Search the material for the string "INFRAESTRUCTURA" and copy each line where it occurs.

(Collected data)
## start
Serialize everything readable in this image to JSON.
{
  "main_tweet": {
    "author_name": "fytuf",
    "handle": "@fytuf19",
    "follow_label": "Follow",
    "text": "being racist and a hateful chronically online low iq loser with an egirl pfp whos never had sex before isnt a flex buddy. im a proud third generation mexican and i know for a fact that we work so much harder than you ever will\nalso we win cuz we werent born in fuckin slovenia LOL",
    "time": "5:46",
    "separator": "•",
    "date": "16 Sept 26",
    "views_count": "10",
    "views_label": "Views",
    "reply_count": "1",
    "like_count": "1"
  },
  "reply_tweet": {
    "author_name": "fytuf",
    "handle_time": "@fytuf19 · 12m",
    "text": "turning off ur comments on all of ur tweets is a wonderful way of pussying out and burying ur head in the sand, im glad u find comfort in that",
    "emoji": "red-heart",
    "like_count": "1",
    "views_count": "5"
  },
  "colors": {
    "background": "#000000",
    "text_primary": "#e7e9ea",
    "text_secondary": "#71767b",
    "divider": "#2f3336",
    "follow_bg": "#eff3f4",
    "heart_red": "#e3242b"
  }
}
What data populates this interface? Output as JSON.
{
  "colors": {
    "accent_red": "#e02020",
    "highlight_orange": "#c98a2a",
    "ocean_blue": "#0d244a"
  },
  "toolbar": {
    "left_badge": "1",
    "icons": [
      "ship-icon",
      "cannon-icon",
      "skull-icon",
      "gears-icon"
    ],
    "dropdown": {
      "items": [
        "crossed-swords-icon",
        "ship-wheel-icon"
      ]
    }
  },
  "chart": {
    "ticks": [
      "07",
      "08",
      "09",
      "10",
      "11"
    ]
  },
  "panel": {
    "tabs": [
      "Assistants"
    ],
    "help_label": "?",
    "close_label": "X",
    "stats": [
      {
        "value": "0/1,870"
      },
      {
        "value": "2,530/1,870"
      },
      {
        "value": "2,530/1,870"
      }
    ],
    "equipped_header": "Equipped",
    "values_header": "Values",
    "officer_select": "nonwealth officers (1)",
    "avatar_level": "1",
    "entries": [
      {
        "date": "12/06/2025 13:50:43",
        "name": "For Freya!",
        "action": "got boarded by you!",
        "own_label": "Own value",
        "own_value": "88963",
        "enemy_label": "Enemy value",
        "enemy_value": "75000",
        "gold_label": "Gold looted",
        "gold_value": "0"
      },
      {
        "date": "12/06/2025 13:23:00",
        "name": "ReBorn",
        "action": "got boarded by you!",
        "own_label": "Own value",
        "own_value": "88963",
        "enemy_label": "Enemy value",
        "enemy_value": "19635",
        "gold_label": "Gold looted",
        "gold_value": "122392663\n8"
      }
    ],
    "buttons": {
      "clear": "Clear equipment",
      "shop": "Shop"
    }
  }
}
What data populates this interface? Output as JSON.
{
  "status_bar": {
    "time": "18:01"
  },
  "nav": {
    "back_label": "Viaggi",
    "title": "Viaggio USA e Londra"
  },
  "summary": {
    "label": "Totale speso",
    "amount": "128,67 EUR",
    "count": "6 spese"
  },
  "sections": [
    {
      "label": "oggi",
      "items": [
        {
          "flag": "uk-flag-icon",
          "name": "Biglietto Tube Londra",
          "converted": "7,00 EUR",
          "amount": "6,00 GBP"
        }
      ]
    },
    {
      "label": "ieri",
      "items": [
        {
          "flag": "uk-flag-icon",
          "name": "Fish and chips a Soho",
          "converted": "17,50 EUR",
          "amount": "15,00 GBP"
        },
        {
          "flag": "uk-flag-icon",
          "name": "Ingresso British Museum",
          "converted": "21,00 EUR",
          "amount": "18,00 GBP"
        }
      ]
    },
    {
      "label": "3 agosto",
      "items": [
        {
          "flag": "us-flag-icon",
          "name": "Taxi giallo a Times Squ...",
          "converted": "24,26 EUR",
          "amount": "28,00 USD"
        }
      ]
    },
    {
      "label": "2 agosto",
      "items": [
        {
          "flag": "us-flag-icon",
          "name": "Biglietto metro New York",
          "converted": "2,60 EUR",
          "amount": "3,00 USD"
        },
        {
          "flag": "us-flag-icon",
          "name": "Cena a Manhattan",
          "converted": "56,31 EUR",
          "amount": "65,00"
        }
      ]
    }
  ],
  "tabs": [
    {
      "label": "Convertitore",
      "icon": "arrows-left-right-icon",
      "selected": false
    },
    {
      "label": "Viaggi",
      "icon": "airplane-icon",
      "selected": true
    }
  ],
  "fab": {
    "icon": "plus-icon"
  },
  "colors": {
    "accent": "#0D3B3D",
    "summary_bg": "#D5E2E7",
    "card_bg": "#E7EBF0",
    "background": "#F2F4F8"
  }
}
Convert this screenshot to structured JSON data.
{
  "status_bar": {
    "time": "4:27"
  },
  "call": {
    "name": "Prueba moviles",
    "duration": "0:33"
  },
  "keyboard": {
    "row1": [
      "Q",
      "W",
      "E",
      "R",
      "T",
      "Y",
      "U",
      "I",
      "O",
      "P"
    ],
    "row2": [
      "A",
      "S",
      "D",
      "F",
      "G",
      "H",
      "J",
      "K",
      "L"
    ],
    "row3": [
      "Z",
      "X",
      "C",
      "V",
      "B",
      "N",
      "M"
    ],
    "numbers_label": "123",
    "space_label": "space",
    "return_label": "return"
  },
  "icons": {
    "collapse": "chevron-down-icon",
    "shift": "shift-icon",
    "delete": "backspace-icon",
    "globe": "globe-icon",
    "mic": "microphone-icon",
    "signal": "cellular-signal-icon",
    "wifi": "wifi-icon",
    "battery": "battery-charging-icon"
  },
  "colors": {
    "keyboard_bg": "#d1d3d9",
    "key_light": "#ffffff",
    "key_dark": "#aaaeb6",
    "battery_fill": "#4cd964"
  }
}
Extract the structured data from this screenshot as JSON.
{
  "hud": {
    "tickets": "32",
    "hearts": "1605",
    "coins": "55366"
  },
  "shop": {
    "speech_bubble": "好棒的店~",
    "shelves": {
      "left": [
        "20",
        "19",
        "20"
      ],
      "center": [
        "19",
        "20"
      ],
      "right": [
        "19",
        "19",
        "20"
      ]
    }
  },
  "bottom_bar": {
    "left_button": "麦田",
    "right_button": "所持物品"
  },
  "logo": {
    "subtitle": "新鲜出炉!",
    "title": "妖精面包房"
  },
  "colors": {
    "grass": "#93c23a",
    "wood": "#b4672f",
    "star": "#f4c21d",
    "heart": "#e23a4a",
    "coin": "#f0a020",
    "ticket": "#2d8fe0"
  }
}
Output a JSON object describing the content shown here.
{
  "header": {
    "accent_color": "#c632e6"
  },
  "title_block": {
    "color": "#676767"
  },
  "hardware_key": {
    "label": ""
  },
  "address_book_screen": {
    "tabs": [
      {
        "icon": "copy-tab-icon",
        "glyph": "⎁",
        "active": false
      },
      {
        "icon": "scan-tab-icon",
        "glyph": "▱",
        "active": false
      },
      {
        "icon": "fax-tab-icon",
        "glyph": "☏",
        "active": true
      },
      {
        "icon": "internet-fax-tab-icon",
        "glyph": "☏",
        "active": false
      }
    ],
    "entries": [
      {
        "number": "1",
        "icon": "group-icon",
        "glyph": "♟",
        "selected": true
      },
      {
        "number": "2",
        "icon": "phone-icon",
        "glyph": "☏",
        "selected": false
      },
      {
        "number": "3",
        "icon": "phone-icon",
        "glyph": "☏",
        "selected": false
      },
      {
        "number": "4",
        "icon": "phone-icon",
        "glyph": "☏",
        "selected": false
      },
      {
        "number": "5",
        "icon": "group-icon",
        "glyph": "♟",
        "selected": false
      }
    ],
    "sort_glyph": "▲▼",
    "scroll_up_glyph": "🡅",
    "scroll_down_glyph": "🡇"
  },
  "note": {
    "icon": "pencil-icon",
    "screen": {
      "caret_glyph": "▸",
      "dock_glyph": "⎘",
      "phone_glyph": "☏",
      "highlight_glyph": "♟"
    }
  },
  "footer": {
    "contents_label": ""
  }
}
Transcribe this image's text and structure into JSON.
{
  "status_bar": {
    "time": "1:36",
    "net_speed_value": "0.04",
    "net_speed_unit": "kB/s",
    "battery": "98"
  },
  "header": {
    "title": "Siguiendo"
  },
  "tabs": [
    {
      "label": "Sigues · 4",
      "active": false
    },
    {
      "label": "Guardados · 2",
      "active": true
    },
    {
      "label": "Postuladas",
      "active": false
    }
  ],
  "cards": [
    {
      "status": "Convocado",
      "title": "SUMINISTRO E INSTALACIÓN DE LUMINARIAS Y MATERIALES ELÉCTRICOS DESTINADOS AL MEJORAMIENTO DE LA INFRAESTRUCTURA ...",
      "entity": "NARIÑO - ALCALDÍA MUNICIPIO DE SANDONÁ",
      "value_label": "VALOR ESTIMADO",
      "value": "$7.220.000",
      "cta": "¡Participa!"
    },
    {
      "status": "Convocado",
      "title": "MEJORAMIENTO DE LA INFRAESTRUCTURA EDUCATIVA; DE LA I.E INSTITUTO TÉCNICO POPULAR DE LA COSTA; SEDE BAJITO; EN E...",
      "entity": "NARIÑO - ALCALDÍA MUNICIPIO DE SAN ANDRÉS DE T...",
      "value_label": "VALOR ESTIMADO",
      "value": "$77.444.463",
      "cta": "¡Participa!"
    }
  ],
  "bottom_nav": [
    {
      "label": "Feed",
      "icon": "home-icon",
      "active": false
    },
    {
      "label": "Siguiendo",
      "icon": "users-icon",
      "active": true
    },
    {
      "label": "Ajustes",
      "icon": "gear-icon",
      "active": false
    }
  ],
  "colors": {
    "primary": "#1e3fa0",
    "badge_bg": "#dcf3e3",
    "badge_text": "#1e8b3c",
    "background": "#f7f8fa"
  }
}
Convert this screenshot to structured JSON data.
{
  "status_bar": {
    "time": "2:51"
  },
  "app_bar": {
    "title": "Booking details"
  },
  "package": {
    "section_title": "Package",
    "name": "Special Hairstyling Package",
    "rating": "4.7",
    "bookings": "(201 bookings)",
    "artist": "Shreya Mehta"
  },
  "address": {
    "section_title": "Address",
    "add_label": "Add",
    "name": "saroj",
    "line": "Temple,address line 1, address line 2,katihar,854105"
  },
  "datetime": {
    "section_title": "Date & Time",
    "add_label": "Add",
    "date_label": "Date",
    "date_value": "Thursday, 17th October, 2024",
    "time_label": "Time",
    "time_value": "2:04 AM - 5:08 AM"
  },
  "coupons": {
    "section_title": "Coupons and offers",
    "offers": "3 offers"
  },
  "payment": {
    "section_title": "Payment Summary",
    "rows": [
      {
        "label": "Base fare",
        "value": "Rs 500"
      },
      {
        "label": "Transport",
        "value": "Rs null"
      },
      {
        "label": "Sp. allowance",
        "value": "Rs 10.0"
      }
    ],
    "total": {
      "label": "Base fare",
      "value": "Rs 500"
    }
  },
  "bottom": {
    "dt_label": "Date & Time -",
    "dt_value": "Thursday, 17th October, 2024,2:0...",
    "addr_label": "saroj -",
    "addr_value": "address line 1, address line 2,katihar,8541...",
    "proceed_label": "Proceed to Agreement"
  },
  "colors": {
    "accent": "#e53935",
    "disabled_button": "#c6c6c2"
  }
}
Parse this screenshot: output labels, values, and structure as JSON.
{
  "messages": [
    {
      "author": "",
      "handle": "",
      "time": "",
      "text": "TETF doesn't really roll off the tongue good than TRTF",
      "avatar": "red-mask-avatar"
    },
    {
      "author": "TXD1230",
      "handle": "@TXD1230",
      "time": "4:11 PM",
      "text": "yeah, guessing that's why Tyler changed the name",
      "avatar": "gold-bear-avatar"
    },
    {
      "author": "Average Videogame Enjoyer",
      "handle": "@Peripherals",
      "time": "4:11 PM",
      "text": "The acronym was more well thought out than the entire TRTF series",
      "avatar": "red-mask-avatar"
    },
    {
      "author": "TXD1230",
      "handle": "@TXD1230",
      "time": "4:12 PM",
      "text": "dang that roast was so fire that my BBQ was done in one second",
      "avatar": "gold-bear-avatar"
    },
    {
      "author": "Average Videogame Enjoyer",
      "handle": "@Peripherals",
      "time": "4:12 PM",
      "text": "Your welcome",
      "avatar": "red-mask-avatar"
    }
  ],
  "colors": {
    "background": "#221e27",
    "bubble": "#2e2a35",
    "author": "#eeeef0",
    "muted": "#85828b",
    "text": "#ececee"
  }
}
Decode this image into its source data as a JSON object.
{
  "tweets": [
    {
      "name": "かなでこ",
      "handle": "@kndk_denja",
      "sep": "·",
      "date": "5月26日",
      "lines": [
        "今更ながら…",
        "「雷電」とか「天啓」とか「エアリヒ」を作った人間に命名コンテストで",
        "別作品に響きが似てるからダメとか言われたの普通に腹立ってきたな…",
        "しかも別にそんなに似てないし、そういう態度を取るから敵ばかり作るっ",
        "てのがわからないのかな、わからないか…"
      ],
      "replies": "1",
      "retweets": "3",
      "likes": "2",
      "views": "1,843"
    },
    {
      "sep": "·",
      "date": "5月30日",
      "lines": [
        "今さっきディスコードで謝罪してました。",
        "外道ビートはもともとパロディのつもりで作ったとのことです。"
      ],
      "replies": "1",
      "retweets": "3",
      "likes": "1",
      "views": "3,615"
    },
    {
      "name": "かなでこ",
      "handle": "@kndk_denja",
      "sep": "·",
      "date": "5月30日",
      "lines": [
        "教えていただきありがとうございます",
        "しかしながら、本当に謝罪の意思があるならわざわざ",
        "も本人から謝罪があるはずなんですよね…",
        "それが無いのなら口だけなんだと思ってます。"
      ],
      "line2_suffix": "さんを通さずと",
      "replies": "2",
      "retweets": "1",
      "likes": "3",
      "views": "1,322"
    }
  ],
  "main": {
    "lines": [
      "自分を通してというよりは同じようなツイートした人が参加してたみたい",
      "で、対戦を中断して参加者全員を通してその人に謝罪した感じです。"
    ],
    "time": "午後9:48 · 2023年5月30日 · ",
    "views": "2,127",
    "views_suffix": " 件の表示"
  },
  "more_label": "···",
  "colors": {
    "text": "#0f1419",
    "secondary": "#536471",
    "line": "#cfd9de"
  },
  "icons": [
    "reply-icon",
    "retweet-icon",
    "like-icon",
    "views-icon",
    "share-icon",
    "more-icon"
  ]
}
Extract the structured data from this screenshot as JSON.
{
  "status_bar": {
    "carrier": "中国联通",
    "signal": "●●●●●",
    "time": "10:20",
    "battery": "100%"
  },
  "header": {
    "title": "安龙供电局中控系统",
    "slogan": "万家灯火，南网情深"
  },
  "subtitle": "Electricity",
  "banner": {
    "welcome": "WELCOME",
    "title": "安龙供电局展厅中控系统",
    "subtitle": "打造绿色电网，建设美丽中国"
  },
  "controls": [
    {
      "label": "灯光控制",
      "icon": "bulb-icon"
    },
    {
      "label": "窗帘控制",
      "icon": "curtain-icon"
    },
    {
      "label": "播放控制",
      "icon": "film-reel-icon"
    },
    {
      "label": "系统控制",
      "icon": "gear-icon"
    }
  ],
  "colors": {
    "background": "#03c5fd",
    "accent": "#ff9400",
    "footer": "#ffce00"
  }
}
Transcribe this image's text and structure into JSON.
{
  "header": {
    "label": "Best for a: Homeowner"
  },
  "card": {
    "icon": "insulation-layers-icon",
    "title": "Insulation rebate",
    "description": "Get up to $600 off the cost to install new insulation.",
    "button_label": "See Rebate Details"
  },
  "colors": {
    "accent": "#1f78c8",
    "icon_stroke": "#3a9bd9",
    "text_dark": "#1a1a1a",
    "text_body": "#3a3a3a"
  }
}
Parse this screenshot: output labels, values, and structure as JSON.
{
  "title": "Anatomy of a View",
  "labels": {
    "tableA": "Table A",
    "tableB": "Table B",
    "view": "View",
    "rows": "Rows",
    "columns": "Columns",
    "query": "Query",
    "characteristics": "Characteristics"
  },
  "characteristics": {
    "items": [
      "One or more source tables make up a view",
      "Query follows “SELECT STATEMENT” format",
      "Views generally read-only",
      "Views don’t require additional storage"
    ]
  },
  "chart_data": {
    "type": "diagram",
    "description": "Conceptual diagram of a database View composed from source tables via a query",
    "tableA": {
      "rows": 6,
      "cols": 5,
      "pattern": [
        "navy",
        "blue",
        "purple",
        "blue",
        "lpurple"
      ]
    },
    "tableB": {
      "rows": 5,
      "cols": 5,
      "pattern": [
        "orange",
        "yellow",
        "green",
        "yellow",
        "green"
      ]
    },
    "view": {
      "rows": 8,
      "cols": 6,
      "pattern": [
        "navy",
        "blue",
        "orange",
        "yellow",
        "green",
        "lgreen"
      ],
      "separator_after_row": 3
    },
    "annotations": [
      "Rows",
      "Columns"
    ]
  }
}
## end
# [Answer to this exercise]
      "title": "SUMINISTRO E INSTALACIÓN DE LUMINARIAS Y MATERIALES ELÉCTRICOS DESTINADOS AL MEJORAMIENTO DE LA INFRAESTRUCTURA ...",
      "title": "MEJORAMIENTO DE LA INFRAESTRUCTURA EDUCATIVA; DE LA I.E INSTITUTO TÉCNICO POPULAR DE LA COSTA; SEDE BAJITO; EN E...",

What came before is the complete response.